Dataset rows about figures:

○ ○ ○

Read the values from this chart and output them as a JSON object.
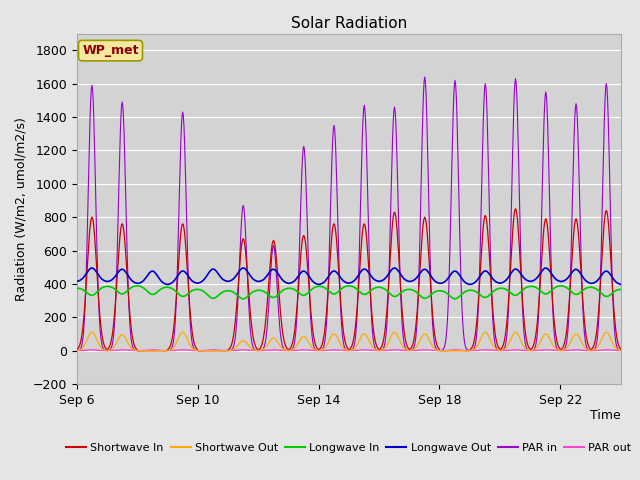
{
  "title": "Solar Radiation",
  "ylabel": "Radiation (W/m2, umol/m2/s)",
  "xlabel": "Time",
  "ylim": [
    -200,
    1900
  ],
  "yticks": [
    -200,
    0,
    200,
    400,
    600,
    800,
    1000,
    1200,
    1400,
    1600,
    1800
  ],
  "bg_color": "#e5e5e5",
  "plot_bg_color": "#d3d3d3",
  "station_label": "WP_met",
  "station_box_bg": "#f5e6a0",
  "station_box_edge": "#999900",
  "station_text_color": "#8b0000",
  "x_tick_labels": [
    "Sep 6",
    "Sep 10",
    "Sep 14",
    "Sep 18",
    "Sep 22"
  ],
  "x_tick_positions": [
    0,
    4,
    8,
    12,
    16
  ],
  "num_days": 18,
  "colors": {
    "shortwave_in": "#cc0000",
    "shortwave_out": "#ffaa00",
    "longwave_in": "#00cc00",
    "longwave_out": "#0000cc",
    "par_in": "#9900cc",
    "par_out": "#ff44cc"
  },
  "legend_labels": [
    "Shortwave In",
    "Shortwave Out",
    "Longwave In",
    "Longwave Out",
    "PAR in",
    "PAR out"
  ],
  "sw_in_peaks": [
    800,
    760,
    0,
    760,
    0,
    670,
    660,
    690,
    760,
    760,
    830,
    800,
    0,
    810,
    850,
    790,
    790,
    840
  ],
  "sw_out_peaks": [
    110,
    95,
    0,
    110,
    0,
    60,
    75,
    85,
    100,
    100,
    110,
    100,
    0,
    110,
    110,
    100,
    100,
    110
  ],
  "par_in_peaks": [
    1590,
    1490,
    0,
    1430,
    0,
    870,
    630,
    1225,
    1350,
    1470,
    1460,
    1640,
    1620,
    1600,
    1630,
    1550,
    1480,
    1600
  ],
  "lw_in_base": 375,
  "lw_out_base": 405,
  "lw_in_dip": 50,
  "lw_out_peak": 80,
  "title_fontsize": 11,
  "label_fontsize": 9,
  "tick_fontsize": 9,
  "legend_fontsize": 8
}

○ ○ ○

> Exercise details: Without the pictures, return the entries exactly as they appear.

> Exercise solution:
Read the values from this chart and output them as a JSON object.
{
  "title": "Solar Radiation",
  "ylabel": "Radiation (W/m2, umol/m2/s)",
  "xlabel": "Time",
  "ylim": [
    -200,
    1900
  ],
  "yticks": [
    -200,
    0,
    200,
    400,
    600,
    800,
    1000,
    1200,
    1400,
    1600,
    1800
  ],
  "bg_color": "#e5e5e5",
  "plot_bg_color": "#d3d3d3",
  "station_label": "WP_met",
  "station_box_bg": "#f5e6a0",
  "station_box_edge": "#999900",
  "station_text_color": "#8b0000",
  "x_tick_labels": [
    "Sep 6",
    "Sep 10",
    "Sep 14",
    "Sep 18",
    "Sep 22"
  ],
  "x_tick_positions": [
    0,
    4,
    8,
    12,
    16
  ],
  "num_days": 18,
  "colors": {
    "shortwave_in": "#cc0000",
    "shortwave_out": "#ffaa00",
    "longwave_in": "#00cc00",
    "longwave_out": "#0000cc",
    "par_in": "#9900cc",
    "par_out": "#ff44cc"
  },
  "legend_labels": [
    "Shortwave In",
    "Shortwave Out",
    "Longwave In",
    "Longwave Out",
    "PAR in",
    "PAR out"
  ],
  "sw_in_peaks": [
    800,
    760,
    0,
    760,
    0,
    670,
    660,
    690,
    760,
    760,
    830,
    800,
    0,
    810,
    850,
    790,
    790,
    840
  ],
  "sw_out_peaks": [
    110,
    95,
    0,
    110,
    0,
    60,
    75,
    85,
    100,
    100,
    110,
    100,
    0,
    110,
    110,
    100,
    100,
    110
  ],
  "par_in_peaks": [
    1590,
    1490,
    0,
    1430,
    0,
    870,
    630,
    1225,
    1350,
    1470,
    1460,
    1640,
    1620,
    1600,
    1630,
    1550,
    1480,
    1600
  ],
  "lw_in_base": 375,
  "lw_out_base": 405,
  "lw_in_dip": 50,
  "lw_out_peak": 80,
  "title_fontsize": 11,
  "label_fontsize": 9,
  "tick_fontsize": 9,
  "legend_fontsize": 8
}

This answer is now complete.